# Exercise brief:
State only how many lines below include the string "ylabel".

# Input:
## Begin
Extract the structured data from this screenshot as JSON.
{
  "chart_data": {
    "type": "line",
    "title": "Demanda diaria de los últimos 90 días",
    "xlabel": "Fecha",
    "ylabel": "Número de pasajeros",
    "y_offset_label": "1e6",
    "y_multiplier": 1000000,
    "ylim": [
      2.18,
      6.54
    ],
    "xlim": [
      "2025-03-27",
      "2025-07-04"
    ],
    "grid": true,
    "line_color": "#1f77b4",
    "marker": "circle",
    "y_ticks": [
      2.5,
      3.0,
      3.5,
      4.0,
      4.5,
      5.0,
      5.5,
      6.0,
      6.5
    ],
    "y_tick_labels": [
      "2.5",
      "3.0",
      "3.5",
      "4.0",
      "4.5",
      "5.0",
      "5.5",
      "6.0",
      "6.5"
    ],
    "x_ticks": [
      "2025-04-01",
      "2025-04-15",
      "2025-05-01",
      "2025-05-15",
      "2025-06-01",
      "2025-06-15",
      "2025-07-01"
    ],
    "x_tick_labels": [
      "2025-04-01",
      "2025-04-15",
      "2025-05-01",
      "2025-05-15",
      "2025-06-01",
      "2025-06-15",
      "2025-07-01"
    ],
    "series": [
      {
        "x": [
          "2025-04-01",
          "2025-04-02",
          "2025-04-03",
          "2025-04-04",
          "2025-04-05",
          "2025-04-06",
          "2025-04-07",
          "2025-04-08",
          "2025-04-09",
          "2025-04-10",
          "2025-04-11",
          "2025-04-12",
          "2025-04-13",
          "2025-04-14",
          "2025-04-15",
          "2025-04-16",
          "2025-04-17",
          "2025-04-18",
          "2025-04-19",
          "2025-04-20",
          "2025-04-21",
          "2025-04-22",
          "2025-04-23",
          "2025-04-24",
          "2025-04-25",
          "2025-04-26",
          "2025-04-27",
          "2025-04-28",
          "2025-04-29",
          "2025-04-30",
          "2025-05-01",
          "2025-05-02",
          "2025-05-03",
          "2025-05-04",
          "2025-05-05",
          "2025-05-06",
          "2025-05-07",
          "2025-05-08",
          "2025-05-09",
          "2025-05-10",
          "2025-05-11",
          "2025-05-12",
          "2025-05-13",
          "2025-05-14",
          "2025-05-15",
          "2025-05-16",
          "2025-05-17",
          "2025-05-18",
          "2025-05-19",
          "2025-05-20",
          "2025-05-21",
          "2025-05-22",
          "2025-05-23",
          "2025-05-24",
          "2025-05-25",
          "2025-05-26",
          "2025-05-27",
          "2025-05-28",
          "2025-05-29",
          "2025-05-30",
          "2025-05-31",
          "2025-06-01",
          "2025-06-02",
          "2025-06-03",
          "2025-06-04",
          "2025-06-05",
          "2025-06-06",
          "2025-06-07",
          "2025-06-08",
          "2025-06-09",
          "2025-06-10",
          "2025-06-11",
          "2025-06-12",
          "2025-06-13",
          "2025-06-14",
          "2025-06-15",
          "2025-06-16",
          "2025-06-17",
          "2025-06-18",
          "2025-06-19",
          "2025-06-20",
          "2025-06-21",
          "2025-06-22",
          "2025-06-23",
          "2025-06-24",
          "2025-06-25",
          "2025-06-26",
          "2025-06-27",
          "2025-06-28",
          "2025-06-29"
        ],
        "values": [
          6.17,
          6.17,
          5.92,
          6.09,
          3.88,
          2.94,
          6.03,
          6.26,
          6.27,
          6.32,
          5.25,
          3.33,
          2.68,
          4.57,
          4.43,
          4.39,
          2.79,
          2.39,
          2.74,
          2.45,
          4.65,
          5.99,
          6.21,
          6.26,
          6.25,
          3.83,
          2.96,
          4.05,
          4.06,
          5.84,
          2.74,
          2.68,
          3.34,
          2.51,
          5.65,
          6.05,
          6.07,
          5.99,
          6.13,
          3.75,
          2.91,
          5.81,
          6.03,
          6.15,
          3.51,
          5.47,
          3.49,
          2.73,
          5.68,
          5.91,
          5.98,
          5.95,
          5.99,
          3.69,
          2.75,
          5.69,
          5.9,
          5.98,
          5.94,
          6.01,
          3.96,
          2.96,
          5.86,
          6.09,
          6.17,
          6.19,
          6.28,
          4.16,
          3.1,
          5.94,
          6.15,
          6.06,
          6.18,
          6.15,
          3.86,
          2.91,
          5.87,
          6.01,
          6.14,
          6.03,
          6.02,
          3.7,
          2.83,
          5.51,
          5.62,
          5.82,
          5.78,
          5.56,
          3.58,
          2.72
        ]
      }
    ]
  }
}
## End
## Begin
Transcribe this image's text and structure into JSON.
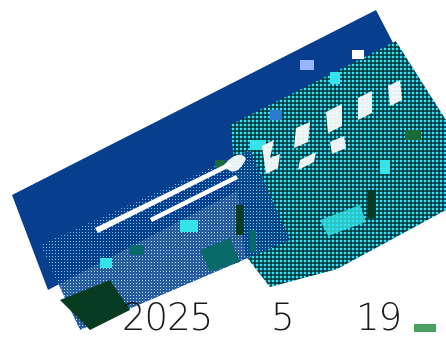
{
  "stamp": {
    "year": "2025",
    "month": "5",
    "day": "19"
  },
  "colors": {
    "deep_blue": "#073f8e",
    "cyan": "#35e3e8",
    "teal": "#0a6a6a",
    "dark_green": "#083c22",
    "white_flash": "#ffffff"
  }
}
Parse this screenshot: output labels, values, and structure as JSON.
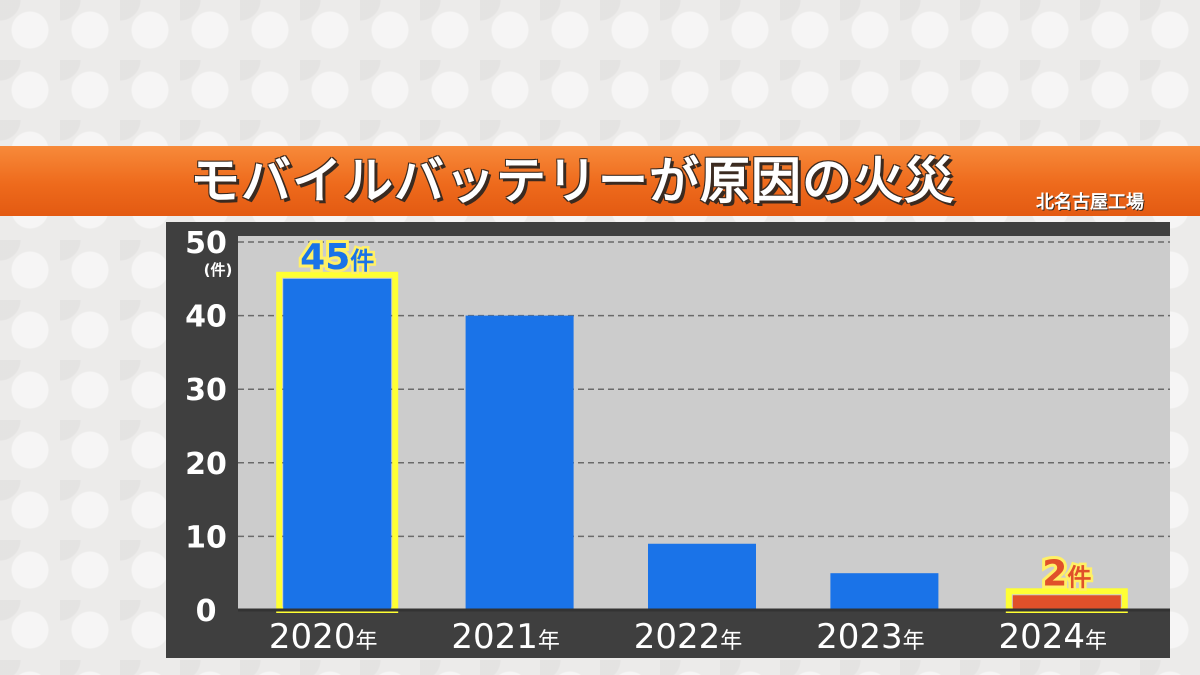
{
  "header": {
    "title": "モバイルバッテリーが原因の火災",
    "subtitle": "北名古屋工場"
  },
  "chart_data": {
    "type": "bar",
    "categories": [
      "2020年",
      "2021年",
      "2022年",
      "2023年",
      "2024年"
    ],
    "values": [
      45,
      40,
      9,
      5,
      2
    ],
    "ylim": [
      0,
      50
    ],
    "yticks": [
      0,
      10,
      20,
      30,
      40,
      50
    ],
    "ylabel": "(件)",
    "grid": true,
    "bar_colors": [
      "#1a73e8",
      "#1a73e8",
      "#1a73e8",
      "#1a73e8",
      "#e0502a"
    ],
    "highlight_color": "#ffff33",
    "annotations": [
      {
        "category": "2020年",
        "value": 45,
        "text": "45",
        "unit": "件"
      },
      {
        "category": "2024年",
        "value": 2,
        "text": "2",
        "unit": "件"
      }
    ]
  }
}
## End
## Begin
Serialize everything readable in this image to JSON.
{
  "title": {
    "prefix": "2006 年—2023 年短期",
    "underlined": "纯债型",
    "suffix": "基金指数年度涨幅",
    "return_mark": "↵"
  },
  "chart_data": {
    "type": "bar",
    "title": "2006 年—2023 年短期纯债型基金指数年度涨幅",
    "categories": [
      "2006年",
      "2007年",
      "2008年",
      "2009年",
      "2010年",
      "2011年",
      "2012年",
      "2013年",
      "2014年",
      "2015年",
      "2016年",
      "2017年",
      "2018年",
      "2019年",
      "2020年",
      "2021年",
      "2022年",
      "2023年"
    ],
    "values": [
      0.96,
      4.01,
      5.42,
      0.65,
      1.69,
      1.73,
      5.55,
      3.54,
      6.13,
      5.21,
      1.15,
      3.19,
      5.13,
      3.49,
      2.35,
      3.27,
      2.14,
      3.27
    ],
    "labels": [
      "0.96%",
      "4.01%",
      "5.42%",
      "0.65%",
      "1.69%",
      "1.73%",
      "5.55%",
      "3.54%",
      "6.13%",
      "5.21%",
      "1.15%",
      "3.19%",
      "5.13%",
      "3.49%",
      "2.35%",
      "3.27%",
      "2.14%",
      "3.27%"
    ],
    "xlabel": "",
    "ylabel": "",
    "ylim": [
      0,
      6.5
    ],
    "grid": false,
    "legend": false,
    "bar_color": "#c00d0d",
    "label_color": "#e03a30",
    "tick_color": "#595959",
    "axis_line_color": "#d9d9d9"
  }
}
## End
# Solution below:
3